[START Provided records]
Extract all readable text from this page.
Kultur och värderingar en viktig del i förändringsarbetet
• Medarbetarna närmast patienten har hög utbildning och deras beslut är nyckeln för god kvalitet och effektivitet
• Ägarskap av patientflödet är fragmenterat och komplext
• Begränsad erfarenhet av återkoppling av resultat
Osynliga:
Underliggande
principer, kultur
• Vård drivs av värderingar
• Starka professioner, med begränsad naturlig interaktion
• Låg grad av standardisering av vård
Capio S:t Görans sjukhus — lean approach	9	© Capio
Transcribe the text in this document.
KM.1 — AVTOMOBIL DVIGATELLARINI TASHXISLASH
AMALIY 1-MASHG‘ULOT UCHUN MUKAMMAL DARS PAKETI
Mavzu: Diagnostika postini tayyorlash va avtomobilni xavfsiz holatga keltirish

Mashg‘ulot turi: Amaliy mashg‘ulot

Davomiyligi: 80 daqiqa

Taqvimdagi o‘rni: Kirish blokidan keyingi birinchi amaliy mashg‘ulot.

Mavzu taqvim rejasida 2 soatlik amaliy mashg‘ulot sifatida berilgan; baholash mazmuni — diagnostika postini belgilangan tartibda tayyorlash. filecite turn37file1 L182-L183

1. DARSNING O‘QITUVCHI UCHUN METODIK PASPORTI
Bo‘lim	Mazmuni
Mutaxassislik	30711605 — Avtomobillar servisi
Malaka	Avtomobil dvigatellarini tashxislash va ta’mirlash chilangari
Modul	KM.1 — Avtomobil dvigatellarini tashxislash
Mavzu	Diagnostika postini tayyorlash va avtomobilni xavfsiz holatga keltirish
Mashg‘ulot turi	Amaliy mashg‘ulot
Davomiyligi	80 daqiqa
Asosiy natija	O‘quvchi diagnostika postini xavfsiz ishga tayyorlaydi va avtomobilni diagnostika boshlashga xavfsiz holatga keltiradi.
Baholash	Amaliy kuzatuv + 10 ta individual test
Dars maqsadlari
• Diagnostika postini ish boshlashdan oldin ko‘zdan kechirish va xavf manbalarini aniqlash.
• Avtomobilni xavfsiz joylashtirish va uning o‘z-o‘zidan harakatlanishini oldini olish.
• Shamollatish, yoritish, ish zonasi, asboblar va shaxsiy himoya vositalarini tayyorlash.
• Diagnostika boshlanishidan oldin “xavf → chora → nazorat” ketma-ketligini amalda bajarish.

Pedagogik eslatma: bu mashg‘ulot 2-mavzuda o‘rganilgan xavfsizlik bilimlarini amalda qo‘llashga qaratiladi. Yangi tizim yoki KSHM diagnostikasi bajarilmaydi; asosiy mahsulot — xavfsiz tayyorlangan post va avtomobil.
[END Provided records]
| Brief |
Using the listing, copy every line where the word "tayyorlash" shows up.

| Reply to the task |
Mavzu: Diagnostika postini tayyorlash va avtomobilni xavfsiz holatga keltirish
Mavzu taqvim rejasida 2 soatlik amaliy mashg‘ulot sifatida berilgan; baholash mazmuni — diagnostika postini belgilangan tartibda tayyorlash. filecite turn37file1 L182-L183
Mavzu	Diagnostika postini tayyorlash va avtomobilni xavfsiz holatga keltirish
• Shamollatish, yoritish, ish zonasi, asboblar va shaxsiy himoya vositalarini tayyorlash.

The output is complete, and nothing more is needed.